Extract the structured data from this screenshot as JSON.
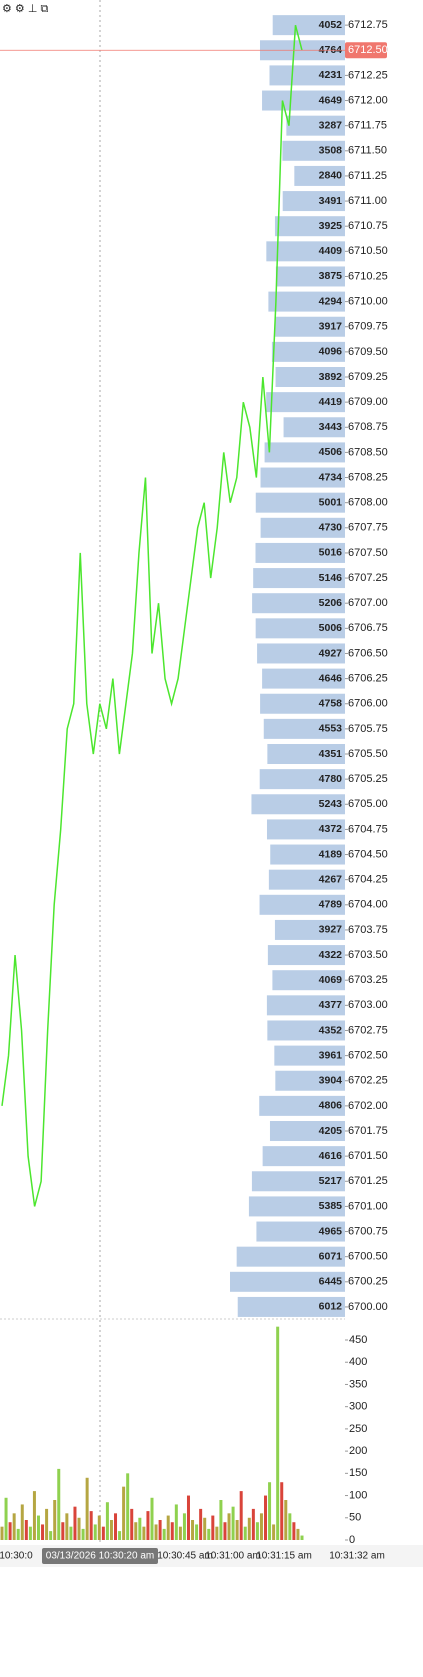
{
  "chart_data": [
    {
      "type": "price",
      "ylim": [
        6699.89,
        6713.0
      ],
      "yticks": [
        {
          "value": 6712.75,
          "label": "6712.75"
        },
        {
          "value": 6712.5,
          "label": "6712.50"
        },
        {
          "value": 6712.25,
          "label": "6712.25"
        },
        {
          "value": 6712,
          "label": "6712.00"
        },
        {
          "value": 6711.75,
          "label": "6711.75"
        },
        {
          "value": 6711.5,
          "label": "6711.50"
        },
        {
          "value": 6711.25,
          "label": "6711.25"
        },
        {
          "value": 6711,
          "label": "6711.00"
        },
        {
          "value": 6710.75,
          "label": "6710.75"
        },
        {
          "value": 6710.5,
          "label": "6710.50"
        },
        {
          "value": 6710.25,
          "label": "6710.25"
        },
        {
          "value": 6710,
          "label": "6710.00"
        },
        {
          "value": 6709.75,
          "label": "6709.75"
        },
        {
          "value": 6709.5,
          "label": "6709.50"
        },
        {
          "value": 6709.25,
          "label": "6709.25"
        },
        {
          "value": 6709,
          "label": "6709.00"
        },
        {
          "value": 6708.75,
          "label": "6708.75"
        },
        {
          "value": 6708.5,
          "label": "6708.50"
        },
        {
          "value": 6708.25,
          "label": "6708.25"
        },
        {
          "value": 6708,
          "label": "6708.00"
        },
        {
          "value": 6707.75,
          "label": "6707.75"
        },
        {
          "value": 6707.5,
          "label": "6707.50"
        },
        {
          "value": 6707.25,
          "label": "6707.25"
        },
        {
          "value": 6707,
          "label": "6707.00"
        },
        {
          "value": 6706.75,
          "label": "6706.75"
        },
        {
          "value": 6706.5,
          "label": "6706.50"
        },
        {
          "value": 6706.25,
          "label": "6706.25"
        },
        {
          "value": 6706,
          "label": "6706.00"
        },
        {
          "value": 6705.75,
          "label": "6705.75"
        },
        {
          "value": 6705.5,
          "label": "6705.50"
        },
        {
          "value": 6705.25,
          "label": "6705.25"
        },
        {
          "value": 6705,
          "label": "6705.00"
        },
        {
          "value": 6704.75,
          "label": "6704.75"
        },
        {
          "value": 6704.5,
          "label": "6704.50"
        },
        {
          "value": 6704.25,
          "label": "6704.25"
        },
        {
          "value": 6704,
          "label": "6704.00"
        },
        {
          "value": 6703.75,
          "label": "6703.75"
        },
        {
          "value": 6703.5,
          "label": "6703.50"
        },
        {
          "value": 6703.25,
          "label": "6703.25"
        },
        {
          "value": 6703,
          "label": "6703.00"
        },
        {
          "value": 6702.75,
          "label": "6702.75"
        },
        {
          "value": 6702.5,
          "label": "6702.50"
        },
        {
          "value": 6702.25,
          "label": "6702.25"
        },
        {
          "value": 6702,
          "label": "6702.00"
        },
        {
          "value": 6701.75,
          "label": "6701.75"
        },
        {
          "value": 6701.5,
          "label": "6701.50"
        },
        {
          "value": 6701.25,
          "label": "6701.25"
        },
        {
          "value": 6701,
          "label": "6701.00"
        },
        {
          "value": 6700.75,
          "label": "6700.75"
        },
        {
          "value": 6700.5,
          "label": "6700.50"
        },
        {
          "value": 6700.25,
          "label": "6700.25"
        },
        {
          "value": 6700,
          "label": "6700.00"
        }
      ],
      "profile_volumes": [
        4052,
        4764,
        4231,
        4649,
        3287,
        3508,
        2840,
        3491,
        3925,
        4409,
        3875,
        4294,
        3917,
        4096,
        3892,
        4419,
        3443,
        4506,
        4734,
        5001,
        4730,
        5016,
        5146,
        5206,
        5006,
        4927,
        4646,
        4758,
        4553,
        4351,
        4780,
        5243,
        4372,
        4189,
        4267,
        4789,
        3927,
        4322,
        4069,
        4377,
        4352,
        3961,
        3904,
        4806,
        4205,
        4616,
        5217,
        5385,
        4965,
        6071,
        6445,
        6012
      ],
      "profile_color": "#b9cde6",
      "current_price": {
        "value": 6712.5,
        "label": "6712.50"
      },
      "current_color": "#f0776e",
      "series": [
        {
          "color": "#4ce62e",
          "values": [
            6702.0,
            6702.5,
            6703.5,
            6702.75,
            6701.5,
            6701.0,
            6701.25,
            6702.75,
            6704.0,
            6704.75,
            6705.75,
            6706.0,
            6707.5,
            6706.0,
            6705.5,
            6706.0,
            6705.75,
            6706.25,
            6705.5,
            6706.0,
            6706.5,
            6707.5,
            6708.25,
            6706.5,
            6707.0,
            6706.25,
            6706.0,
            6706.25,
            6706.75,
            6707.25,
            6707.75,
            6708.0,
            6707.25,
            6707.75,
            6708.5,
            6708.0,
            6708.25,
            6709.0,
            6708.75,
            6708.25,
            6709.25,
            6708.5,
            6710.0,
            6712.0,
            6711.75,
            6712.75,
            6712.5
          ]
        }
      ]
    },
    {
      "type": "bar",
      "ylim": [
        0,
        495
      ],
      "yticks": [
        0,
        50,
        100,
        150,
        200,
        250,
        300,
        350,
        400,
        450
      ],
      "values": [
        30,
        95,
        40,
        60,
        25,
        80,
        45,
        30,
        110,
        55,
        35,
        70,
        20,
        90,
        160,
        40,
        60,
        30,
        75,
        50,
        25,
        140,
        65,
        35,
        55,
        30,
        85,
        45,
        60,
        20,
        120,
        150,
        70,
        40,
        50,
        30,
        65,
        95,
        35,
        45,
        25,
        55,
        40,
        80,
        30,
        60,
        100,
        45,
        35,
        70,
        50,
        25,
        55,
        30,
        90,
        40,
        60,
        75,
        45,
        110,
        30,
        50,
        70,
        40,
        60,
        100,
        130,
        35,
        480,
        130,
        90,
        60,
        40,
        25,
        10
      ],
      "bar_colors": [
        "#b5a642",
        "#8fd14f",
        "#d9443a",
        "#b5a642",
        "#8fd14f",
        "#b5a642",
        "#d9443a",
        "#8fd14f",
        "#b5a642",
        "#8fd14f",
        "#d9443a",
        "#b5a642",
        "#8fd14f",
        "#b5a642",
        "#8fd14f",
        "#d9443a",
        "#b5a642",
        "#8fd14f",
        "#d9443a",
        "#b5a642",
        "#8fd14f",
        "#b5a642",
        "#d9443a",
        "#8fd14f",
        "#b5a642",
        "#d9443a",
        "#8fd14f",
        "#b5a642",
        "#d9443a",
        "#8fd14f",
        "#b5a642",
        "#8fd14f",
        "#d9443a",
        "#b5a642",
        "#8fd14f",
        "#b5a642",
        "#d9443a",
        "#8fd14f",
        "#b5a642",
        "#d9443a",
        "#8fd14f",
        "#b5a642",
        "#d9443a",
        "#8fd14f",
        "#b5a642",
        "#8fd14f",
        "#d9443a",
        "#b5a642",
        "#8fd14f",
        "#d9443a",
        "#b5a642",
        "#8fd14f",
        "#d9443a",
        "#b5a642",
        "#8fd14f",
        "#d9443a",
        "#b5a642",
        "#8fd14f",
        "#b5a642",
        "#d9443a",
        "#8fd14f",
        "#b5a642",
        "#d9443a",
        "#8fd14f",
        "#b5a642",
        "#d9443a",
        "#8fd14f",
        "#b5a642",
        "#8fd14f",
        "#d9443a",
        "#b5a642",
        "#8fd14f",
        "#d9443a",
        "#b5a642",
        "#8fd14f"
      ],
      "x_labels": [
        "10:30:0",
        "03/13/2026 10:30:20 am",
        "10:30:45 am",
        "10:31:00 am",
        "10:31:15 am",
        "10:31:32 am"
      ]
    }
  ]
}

════════════════════

Give back every line exactly as it stands, pictures excluded.

— EXPECTED OUTPUT —
Extract the structured data from this screenshot as JSON.
{
  "chart_data": [
    {
      "type": "price",
      "ylim": [
        6699.89,
        6713.0
      ],
      "yticks": [
        {
          "value": 6712.75,
          "label": "6712.75"
        },
        {
          "value": 6712.5,
          "label": "6712.50"
        },
        {
          "value": 6712.25,
          "label": "6712.25"
        },
        {
          "value": 6712,
          "label": "6712.00"
        },
        {
          "value": 6711.75,
          "label": "6711.75"
        },
        {
          "value": 6711.5,
          "label": "6711.50"
        },
        {
          "value": 6711.25,
          "label": "6711.25"
        },
        {
          "value": 6711,
          "label": "6711.00"
        },
        {
          "value": 6710.75,
          "label": "6710.75"
        },
        {
          "value": 6710.5,
          "label": "6710.50"
        },
        {
          "value": 6710.25,
          "label": "6710.25"
        },
        {
          "value": 6710,
          "label": "6710.00"
        },
        {
          "value": 6709.75,
          "label": "6709.75"
        },
        {
          "value": 6709.5,
          "label": "6709.50"
        },
        {
          "value": 6709.25,
          "label": "6709.25"
        },
        {
          "value": 6709,
          "label": "6709.00"
        },
        {
          "value": 6708.75,
          "label": "6708.75"
        },
        {
          "value": 6708.5,
          "label": "6708.50"
        },
        {
          "value": 6708.25,
          "label": "6708.25"
        },
        {
          "value": 6708,
          "label": "6708.00"
        },
        {
          "value": 6707.75,
          "label": "6707.75"
        },
        {
          "value": 6707.5,
          "label": "6707.50"
        },
        {
          "value": 6707.25,
          "label": "6707.25"
        },
        {
          "value": 6707,
          "label": "6707.00"
        },
        {
          "value": 6706.75,
          "label": "6706.75"
        },
        {
          "value": 6706.5,
          "label": "6706.50"
        },
        {
          "value": 6706.25,
          "label": "6706.25"
        },
        {
          "value": 6706,
          "label": "6706.00"
        },
        {
          "value": 6705.75,
          "label": "6705.75"
        },
        {
          "value": 6705.5,
          "label": "6705.50"
        },
        {
          "value": 6705.25,
          "label": "6705.25"
        },
        {
          "value": 6705,
          "label": "6705.00"
        },
        {
          "value": 6704.75,
          "label": "6704.75"
        },
        {
          "value": 6704.5,
          "label": "6704.50"
        },
        {
          "value": 6704.25,
          "label": "6704.25"
        },
        {
          "value": 6704,
          "label": "6704.00"
        },
        {
          "value": 6703.75,
          "label": "6703.75"
        },
        {
          "value": 6703.5,
          "label": "6703.50"
        },
        {
          "value": 6703.25,
          "label": "6703.25"
        },
        {
          "value": 6703,
          "label": "6703.00"
        },
        {
          "value": 6702.75,
          "label": "6702.75"
        },
        {
          "value": 6702.5,
          "label": "6702.50"
        },
        {
          "value": 6702.25,
          "label": "6702.25"
        },
        {
          "value": 6702,
          "label": "6702.00"
        },
        {
          "value": 6701.75,
          "label": "6701.75"
        },
        {
          "value": 6701.5,
          "label": "6701.50"
        },
        {
          "value": 6701.25,
          "label": "6701.25"
        },
        {
          "value": 6701,
          "label": "6701.00"
        },
        {
          "value": 6700.75,
          "label": "6700.75"
        },
        {
          "value": 6700.5,
          "label": "6700.50"
        },
        {
          "value": 6700.25,
          "label": "6700.25"
        },
        {
          "value": 6700,
          "label": "6700.00"
        }
      ],
      "profile_volumes": [
        4052,
        4764,
        4231,
        4649,
        3287,
        3508,
        2840,
        3491,
        3925,
        4409,
        3875,
        4294,
        3917,
        4096,
        3892,
        4419,
        3443,
        4506,
        4734,
        5001,
        4730,
        5016,
        5146,
        5206,
        5006,
        4927,
        4646,
        4758,
        4553,
        4351,
        4780,
        5243,
        4372,
        4189,
        4267,
        4789,
        3927,
        4322,
        4069,
        4377,
        4352,
        3961,
        3904,
        4806,
        4205,
        4616,
        5217,
        5385,
        4965,
        6071,
        6445,
        6012
      ],
      "profile_color": "#b9cde6",
      "current_price": {
        "value": 6712.5,
        "label": "6712.50"
      },
      "current_color": "#f0776e",
      "series": [
        {
          "color": "#4ce62e",
          "values": [
            6702.0,
            6702.5,
            6703.5,
            6702.75,
            6701.5,
            6701.0,
            6701.25,
            6702.75,
            6704.0,
            6704.75,
            6705.75,
            6706.0,
            6707.5,
            6706.0,
            6705.5,
            6706.0,
            6705.75,
            6706.25,
            6705.5,
            6706.0,
            6706.5,
            6707.5,
            6708.25,
            6706.5,
            6707.0,
            6706.25,
            6706.0,
            6706.25,
            6706.75,
            6707.25,
            6707.75,
            6708.0,
            6707.25,
            6707.75,
            6708.5,
            6708.0,
            6708.25,
            6709.0,
            6708.75,
            6708.25,
            6709.25,
            6708.5,
            6710.0,
            6712.0,
            6711.75,
            6712.75,
            6712.5
          ]
        }
      ]
    },
    {
      "type": "bar",
      "ylim": [
        0,
        495
      ],
      "yticks": [
        0,
        50,
        100,
        150,
        200,
        250,
        300,
        350,
        400,
        450
      ],
      "values": [
        30,
        95,
        40,
        60,
        25,
        80,
        45,
        30,
        110,
        55,
        35,
        70,
        20,
        90,
        160,
        40,
        60,
        30,
        75,
        50,
        25,
        140,
        65,
        35,
        55,
        30,
        85,
        45,
        60,
        20,
        120,
        150,
        70,
        40,
        50,
        30,
        65,
        95,
        35,
        45,
        25,
        55,
        40,
        80,
        30,
        60,
        100,
        45,
        35,
        70,
        50,
        25,
        55,
        30,
        90,
        40,
        60,
        75,
        45,
        110,
        30,
        50,
        70,
        40,
        60,
        100,
        130,
        35,
        480,
        130,
        90,
        60,
        40,
        25,
        10
      ],
      "bar_colors": [
        "#b5a642",
        "#8fd14f",
        "#d9443a",
        "#b5a642",
        "#8fd14f",
        "#b5a642",
        "#d9443a",
        "#8fd14f",
        "#b5a642",
        "#8fd14f",
        "#d9443a",
        "#b5a642",
        "#8fd14f",
        "#b5a642",
        "#8fd14f",
        "#d9443a",
        "#b5a642",
        "#8fd14f",
        "#d9443a",
        "#b5a642",
        "#8fd14f",
        "#b5a642",
        "#d9443a",
        "#8fd14f",
        "#b5a642",
        "#d9443a",
        "#8fd14f",
        "#b5a642",
        "#d9443a",
        "#8fd14f",
        "#b5a642",
        "#8fd14f",
        "#d9443a",
        "#b5a642",
        "#8fd14f",
        "#b5a642",
        "#d9443a",
        "#8fd14f",
        "#b5a642",
        "#d9443a",
        "#8fd14f",
        "#b5a642",
        "#d9443a",
        "#8fd14f",
        "#b5a642",
        "#8fd14f",
        "#d9443a",
        "#b5a642",
        "#8fd14f",
        "#d9443a",
        "#b5a642",
        "#8fd14f",
        "#d9443a",
        "#b5a642",
        "#8fd14f",
        "#d9443a",
        "#b5a642",
        "#8fd14f",
        "#b5a642",
        "#d9443a",
        "#8fd14f",
        "#b5a642",
        "#d9443a",
        "#8fd14f",
        "#b5a642",
        "#d9443a",
        "#8fd14f",
        "#b5a642",
        "#8fd14f",
        "#d9443a",
        "#b5a642",
        "#8fd14f",
        "#d9443a",
        "#b5a642",
        "#8fd14f"
      ],
      "x_labels": [
        "10:30:0",
        "03/13/2026 10:30:20 am",
        "10:30:45 am",
        "10:31:00 am",
        "10:31:15 am",
        "10:31:32 am"
      ]
    }
  ]
}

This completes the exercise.